Instructions for the task -> Find the lines that hold the word "Ustawie" and return them.

Listed entries ->

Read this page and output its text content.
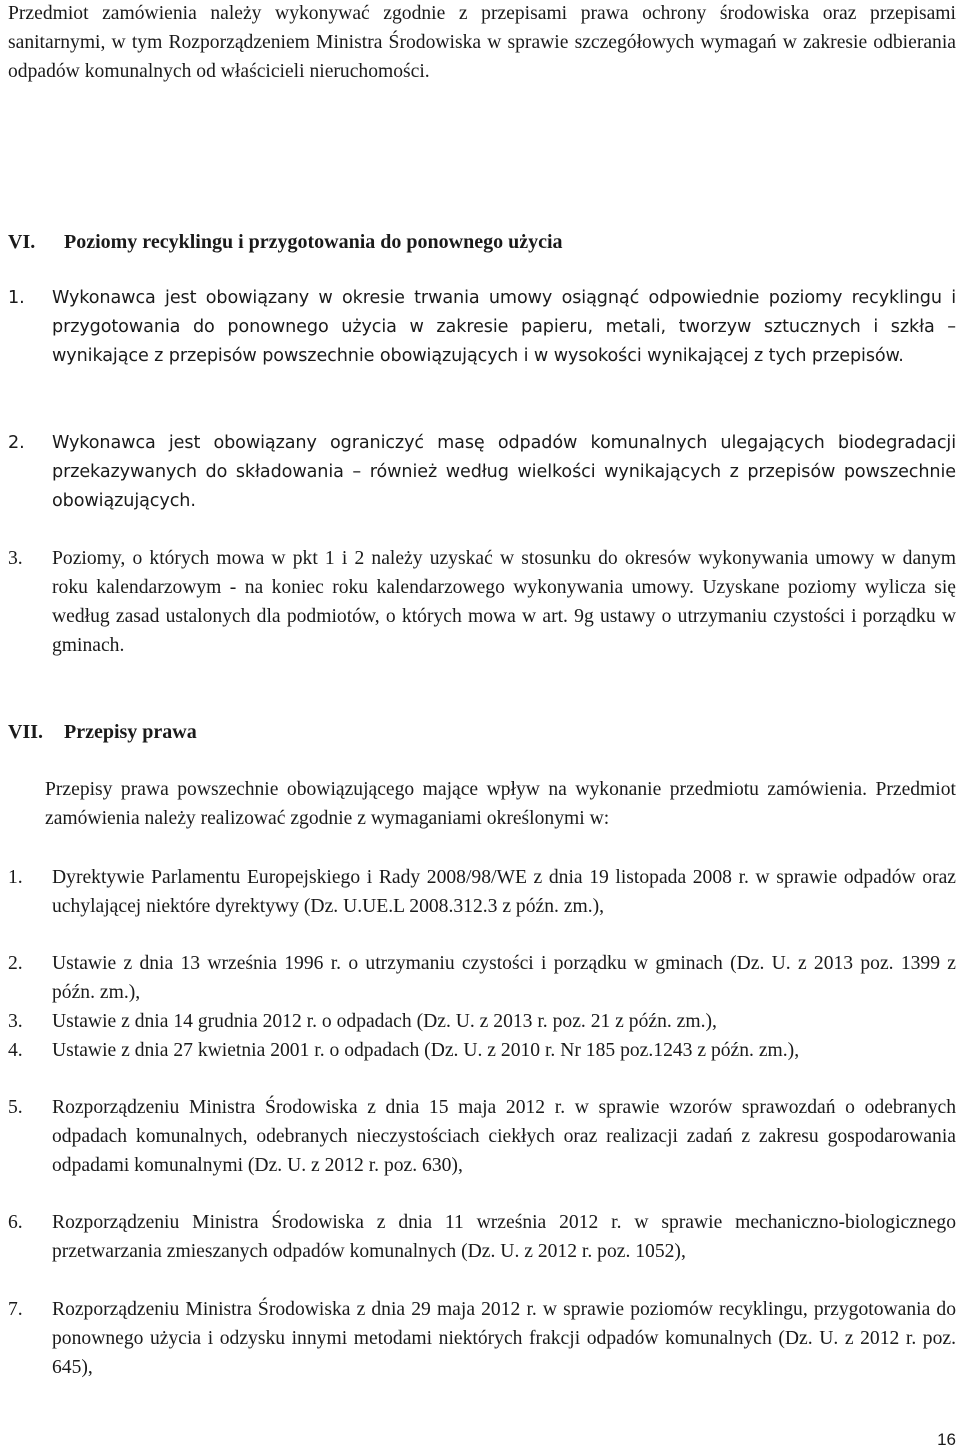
Przedmiot zamówienia należy wykonywać zgodnie z przepisami prawa ochrony środowiska oraz przepisami sanitarnymi, w tym Rozporządzeniem Ministra Środowiska w sprawie szczegółowych wymagań w zakresie odbierania odpadów komunalnych od właścicieli nieruchomości.

VI. Poziomy recyklingu i przygotowania do ponownego użycia
1. Wykonawca jest obowiązany w okresie trwania umowy osiągnąć odpowiednie poziomy recyklingu i przygotowania do ponownego użycia w zakresie papieru, metali, tworzyw sztucznych i szkła – wynikające z przepisów powszechnie obowiązujących i w wysokości wynikającej z tych przepisów.
2. Wykonawca jest obowiązany ograniczyć masę odpadów komunalnych ulegających biodegradacji przekazywanych do składowania – również według wielkości wynikających z przepisów powszechnie obowiązujących.
3. Poziomy, o których mowa w pkt 1 i 2 należy uzyskać w stosunku do okresów wykonywania umowy w danym roku kalendarzowym - na koniec roku kalendarzowego wykonywania umowy. Uzyskane poziomy wylicza się według zasad ustalonych dla podmiotów, o których mowa w art. 9g ustawy o utrzymaniu czystości i porządku w gminach.
VII. Przepisy prawa

Przepisy prawa powszechnie obowiązującego mające wpływ na wykonanie przedmiotu zamówienia. Przedmiot zamówienia należy realizować zgodnie z wymaganiami określonymi w:

1. Dyrektywie Parlamentu Europejskiego i Rady 2008/98/WE z dnia 19 listopada 2008 r. w sprawie odpadów oraz uchylającej niektóre dyrektywy (Dz. U.UE.L 2008.312.3 z późn. zm.),
2. Ustawie z dnia 13 września 1996 r. o utrzymaniu czystości i porządku w gminach (Dz. U. z 2013 poz. 1399 z późn. zm.),
3. Ustawie z dnia 14 grudnia 2012 r. o odpadach (Dz. U. z 2013 r. poz. 21 z późn. zm.),
4. Ustawie z dnia 27 kwietnia 2001 r. o odpadach (Dz. U. z 2010 r. Nr 185 poz.1243 z późn. zm.),
5. Rozporządzeniu Ministra Środowiska z dnia 15 maja 2012 r. w sprawie wzorów sprawozdań o odebranych odpadach komunalnych, odebranych nieczystościach ciekłych oraz realizacji zadań z zakresu gospodarowania odpadami komunalnymi (Dz. U. z 2012 r. poz. 630),
6. Rozporządzeniu Ministra Środowiska z dnia 11 września 2012 r. w sprawie mechaniczno-biologicznego przetwarzania zmieszanych odpadów komunalnych (Dz. U. z 2012 r. poz. 1052),
7. Rozporządzeniu Ministra Środowiska z dnia 29 maja 2012 r. w sprawie poziomów recyklingu, przygotowania do ponownego użycia i odzysku innymi metodami niektórych frakcji odpadów komunalnych (Dz. U. z 2012 r. poz. 645),
16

Answer below ->
2. Ustawie z dnia 13 września 1996 r. o utrzymaniu czystości i porządku w gminach (Dz. U. z 2013 poz. 1399 z późn. zm.),
3. Ustawie z dnia 14 grudnia 2012 r. o odpadach (Dz. U. z 2013 r. poz. 21 z późn. zm.),
4. Ustawie z dnia 27 kwietnia 2001 r. o odpadach (Dz. U. z 2010 r. Nr 185 poz.1243 z późn. zm.),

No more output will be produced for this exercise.